:: Required task ::
Leave out the pictures and repeat every record exactly.

:: Data to use ::
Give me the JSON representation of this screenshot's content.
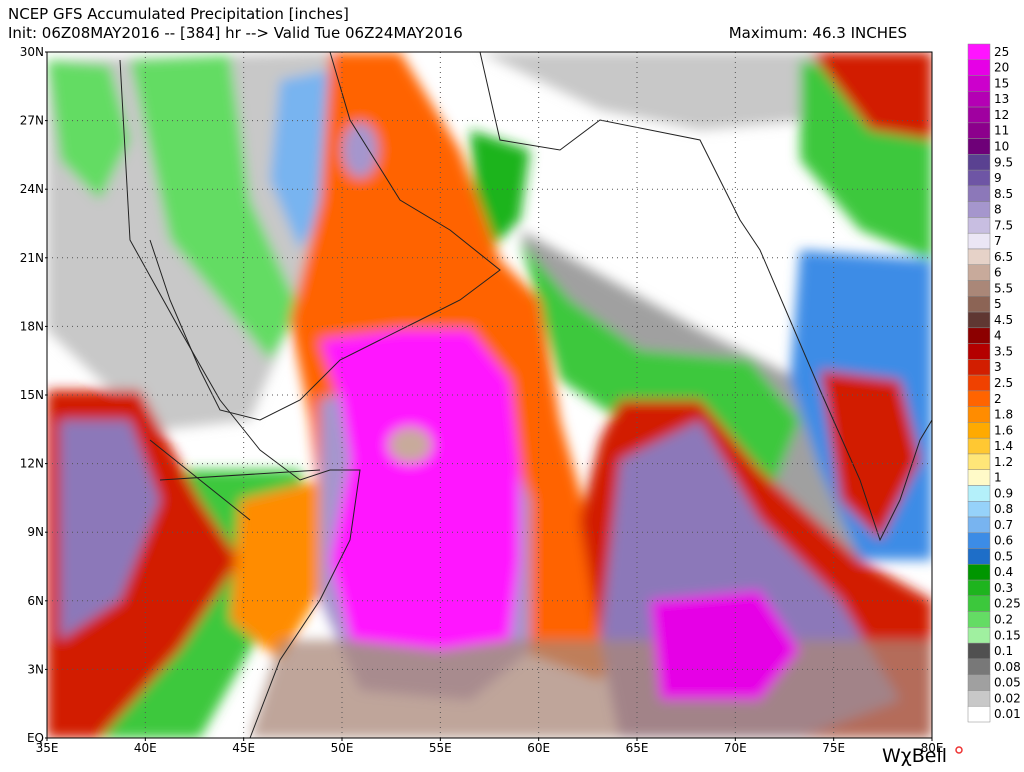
{
  "header": {
    "title": "NCEP GFS Accumulated Precipitation [inches]",
    "init": "Init: 06Z08MAY2016 -- [384] hr --> Valid Tue 06Z24MAY2016",
    "maximum": "Maximum: 46.3 INCHES"
  },
  "map": {
    "lat_labels": [
      "30N",
      "27N",
      "24N",
      "21N",
      "18N",
      "15N",
      "12N",
      "9N",
      "6N",
      "3N",
      "EQ"
    ],
    "lon_labels": [
      "35E",
      "40E",
      "45E",
      "50E",
      "55E",
      "60E",
      "65E",
      "70E",
      "75E",
      "80E"
    ],
    "grid": true
  },
  "colorbar": {
    "levels": [
      {
        "label": "25",
        "color": "#ff14ff"
      },
      {
        "label": "20",
        "color": "#e600e6"
      },
      {
        "label": "15",
        "color": "#cc00cc"
      },
      {
        "label": "13",
        "color": "#b400b4"
      },
      {
        "label": "12",
        "color": "#a000a0"
      },
      {
        "label": "11",
        "color": "#8c008c"
      },
      {
        "label": "10",
        "color": "#6e0078"
      },
      {
        "label": "9.5",
        "color": "#5a4191"
      },
      {
        "label": "9",
        "color": "#6e55a5"
      },
      {
        "label": "8.5",
        "color": "#8c78b9"
      },
      {
        "label": "8",
        "color": "#a596cd"
      },
      {
        "label": "7.5",
        "color": "#c8bee1"
      },
      {
        "label": "7",
        "color": "#ebe6f5"
      },
      {
        "label": "6.5",
        "color": "#e6d2c8"
      },
      {
        "label": "6",
        "color": "#c8aa9b"
      },
      {
        "label": "5.5",
        "color": "#aa8778"
      },
      {
        "label": "5",
        "color": "#8c6455"
      },
      {
        "label": "4.5",
        "color": "#5f3732"
      },
      {
        "label": "4",
        "color": "#8c0000"
      },
      {
        "label": "3.5",
        "color": "#b40000"
      },
      {
        "label": "3",
        "color": "#d21e00"
      },
      {
        "label": "2.5",
        "color": "#f04100"
      },
      {
        "label": "2",
        "color": "#ff6400"
      },
      {
        "label": "1.8",
        "color": "#ff8c00"
      },
      {
        "label": "1.6",
        "color": "#ffaa00"
      },
      {
        "label": "1.4",
        "color": "#ffc832"
      },
      {
        "label": "1.2",
        "color": "#ffe678"
      },
      {
        "label": "1",
        "color": "#fffac8"
      },
      {
        "label": "0.9",
        "color": "#b4f0fa"
      },
      {
        "label": "0.8",
        "color": "#96d2fa"
      },
      {
        "label": "0.7",
        "color": "#78b4f0"
      },
      {
        "label": "0.6",
        "color": "#3c8ce6"
      },
      {
        "label": "0.5",
        "color": "#1e6ec8"
      },
      {
        "label": "0.4",
        "color": "#009600"
      },
      {
        "label": "0.3",
        "color": "#1eb41e"
      },
      {
        "label": "0.25",
        "color": "#3cc83c"
      },
      {
        "label": "0.2",
        "color": "#64dc64"
      },
      {
        "label": "0.15",
        "color": "#a0f0a0"
      },
      {
        "label": "0.1",
        "color": "#505050"
      },
      {
        "label": "0.08",
        "color": "#787878"
      },
      {
        "label": "0.05",
        "color": "#a0a0a0"
      },
      {
        "label": "0.02",
        "color": "#c8c8c8"
      },
      {
        "label": "0.01",
        "color": "#ffffff"
      }
    ]
  },
  "watermark": "WχBell"
}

:: Exercise output ::
Give me the JSON representation of this screenshot's content.
{
  "header": {
    "title": "NCEP GFS Accumulated Precipitation [inches]",
    "init": "Init: 06Z08MAY2016 -- [384] hr --> Valid Tue 06Z24MAY2016",
    "maximum": "Maximum: 46.3 INCHES"
  },
  "map": {
    "lat_labels": [
      "30N",
      "27N",
      "24N",
      "21N",
      "18N",
      "15N",
      "12N",
      "9N",
      "6N",
      "3N",
      "EQ"
    ],
    "lon_labels": [
      "35E",
      "40E",
      "45E",
      "50E",
      "55E",
      "60E",
      "65E",
      "70E",
      "75E",
      "80E"
    ],
    "grid": true
  },
  "colorbar": {
    "levels": [
      {
        "label": "25",
        "color": "#ff14ff"
      },
      {
        "label": "20",
        "color": "#e600e6"
      },
      {
        "label": "15",
        "color": "#cc00cc"
      },
      {
        "label": "13",
        "color": "#b400b4"
      },
      {
        "label": "12",
        "color": "#a000a0"
      },
      {
        "label": "11",
        "color": "#8c008c"
      },
      {
        "label": "10",
        "color": "#6e0078"
      },
      {
        "label": "9.5",
        "color": "#5a4191"
      },
      {
        "label": "9",
        "color": "#6e55a5"
      },
      {
        "label": "8.5",
        "color": "#8c78b9"
      },
      {
        "label": "8",
        "color": "#a596cd"
      },
      {
        "label": "7.5",
        "color": "#c8bee1"
      },
      {
        "label": "7",
        "color": "#ebe6f5"
      },
      {
        "label": "6.5",
        "color": "#e6d2c8"
      },
      {
        "label": "6",
        "color": "#c8aa9b"
      },
      {
        "label": "5.5",
        "color": "#aa8778"
      },
      {
        "label": "5",
        "color": "#8c6455"
      },
      {
        "label": "4.5",
        "color": "#5f3732"
      },
      {
        "label": "4",
        "color": "#8c0000"
      },
      {
        "label": "3.5",
        "color": "#b40000"
      },
      {
        "label": "3",
        "color": "#d21e00"
      },
      {
        "label": "2.5",
        "color": "#f04100"
      },
      {
        "label": "2",
        "color": "#ff6400"
      },
      {
        "label": "1.8",
        "color": "#ff8c00"
      },
      {
        "label": "1.6",
        "color": "#ffaa00"
      },
      {
        "label": "1.4",
        "color": "#ffc832"
      },
      {
        "label": "1.2",
        "color": "#ffe678"
      },
      {
        "label": "1",
        "color": "#fffac8"
      },
      {
        "label": "0.9",
        "color": "#b4f0fa"
      },
      {
        "label": "0.8",
        "color": "#96d2fa"
      },
      {
        "label": "0.7",
        "color": "#78b4f0"
      },
      {
        "label": "0.6",
        "color": "#3c8ce6"
      },
      {
        "label": "0.5",
        "color": "#1e6ec8"
      },
      {
        "label": "0.4",
        "color": "#009600"
      },
      {
        "label": "0.3",
        "color": "#1eb41e"
      },
      {
        "label": "0.25",
        "color": "#3cc83c"
      },
      {
        "label": "0.2",
        "color": "#64dc64"
      },
      {
        "label": "0.15",
        "color": "#a0f0a0"
      },
      {
        "label": "0.1",
        "color": "#505050"
      },
      {
        "label": "0.08",
        "color": "#787878"
      },
      {
        "label": "0.05",
        "color": "#a0a0a0"
      },
      {
        "label": "0.02",
        "color": "#c8c8c8"
      },
      {
        "label": "0.01",
        "color": "#ffffff"
      }
    ]
  },
  "watermark": "WχBell"
}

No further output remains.